Leave out the pictures and repeat every record exactly.

══════════════════════════════

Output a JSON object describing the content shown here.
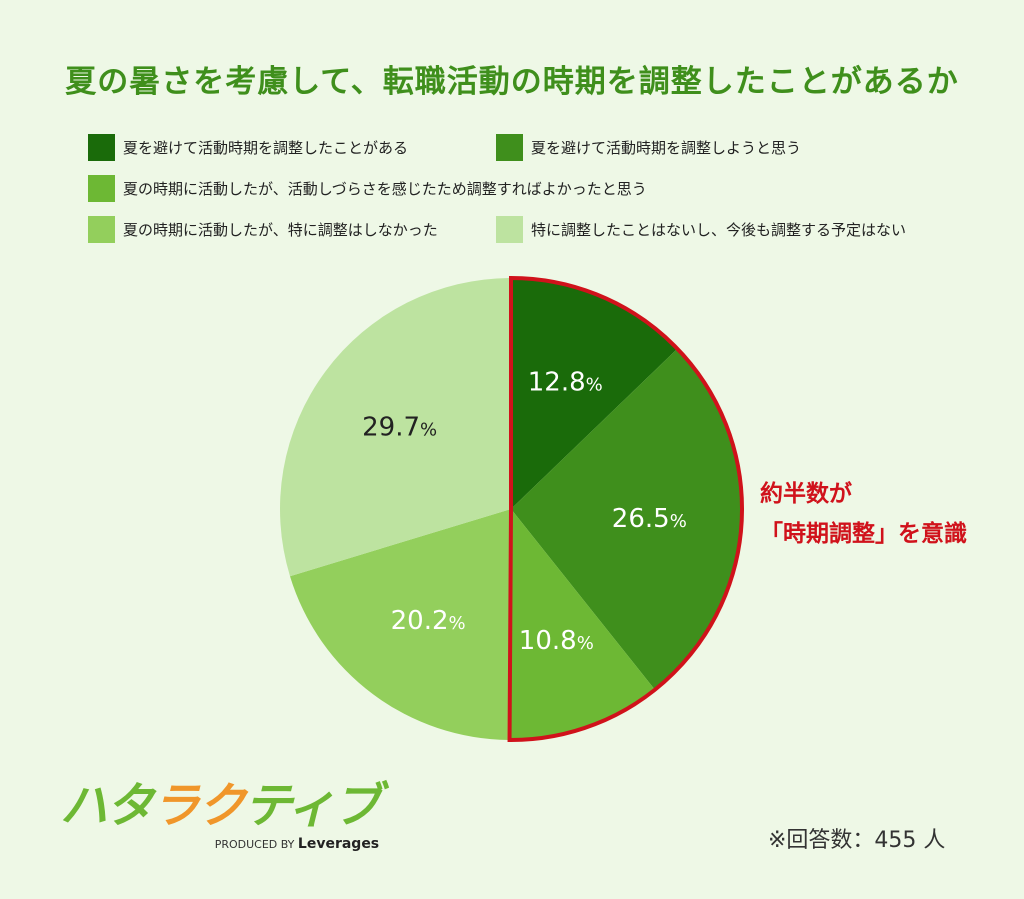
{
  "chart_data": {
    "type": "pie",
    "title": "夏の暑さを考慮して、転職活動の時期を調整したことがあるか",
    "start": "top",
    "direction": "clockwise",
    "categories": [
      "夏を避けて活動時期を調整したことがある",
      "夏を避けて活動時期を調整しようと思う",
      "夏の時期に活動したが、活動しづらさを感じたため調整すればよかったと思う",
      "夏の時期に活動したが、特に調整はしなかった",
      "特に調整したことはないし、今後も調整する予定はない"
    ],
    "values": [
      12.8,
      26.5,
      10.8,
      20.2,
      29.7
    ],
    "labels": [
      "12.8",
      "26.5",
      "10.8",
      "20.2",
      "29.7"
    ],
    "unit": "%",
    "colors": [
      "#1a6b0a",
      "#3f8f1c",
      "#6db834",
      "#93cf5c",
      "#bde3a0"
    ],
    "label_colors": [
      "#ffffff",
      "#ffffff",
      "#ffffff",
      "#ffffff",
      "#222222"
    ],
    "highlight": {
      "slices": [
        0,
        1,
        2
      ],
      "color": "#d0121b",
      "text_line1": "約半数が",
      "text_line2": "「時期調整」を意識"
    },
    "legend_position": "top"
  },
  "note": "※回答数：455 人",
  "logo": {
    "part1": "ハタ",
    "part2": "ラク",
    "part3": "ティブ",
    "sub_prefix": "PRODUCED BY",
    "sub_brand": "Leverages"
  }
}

══════════════════════════════

= RESULT OF THE TASK =
Output a JSON object describing the content shown here.
{
  "chart_data": {
    "type": "pie",
    "title": "夏の暑さを考慮して、転職活動の時期を調整したことがあるか",
    "start": "top",
    "direction": "clockwise",
    "categories": [
      "夏を避けて活動時期を調整したことがある",
      "夏を避けて活動時期を調整しようと思う",
      "夏の時期に活動したが、活動しづらさを感じたため調整すればよかったと思う",
      "夏の時期に活動したが、特に調整はしなかった",
      "特に調整したことはないし、今後も調整する予定はない"
    ],
    "values": [
      12.8,
      26.5,
      10.8,
      20.2,
      29.7
    ],
    "labels": [
      "12.8",
      "26.5",
      "10.8",
      "20.2",
      "29.7"
    ],
    "unit": "%",
    "colors": [
      "#1a6b0a",
      "#3f8f1c",
      "#6db834",
      "#93cf5c",
      "#bde3a0"
    ],
    "label_colors": [
      "#ffffff",
      "#ffffff",
      "#ffffff",
      "#ffffff",
      "#222222"
    ],
    "highlight": {
      "slices": [
        0,
        1,
        2
      ],
      "color": "#d0121b",
      "text_line1": "約半数が",
      "text_line2": "「時期調整」を意識"
    },
    "legend_position": "top"
  },
  "note": "※回答数：455 人",
  "logo": {
    "part1": "ハタ",
    "part2": "ラク",
    "part3": "ティブ",
    "sub_prefix": "PRODUCED BY",
    "sub_brand": "Leverages"
  }
}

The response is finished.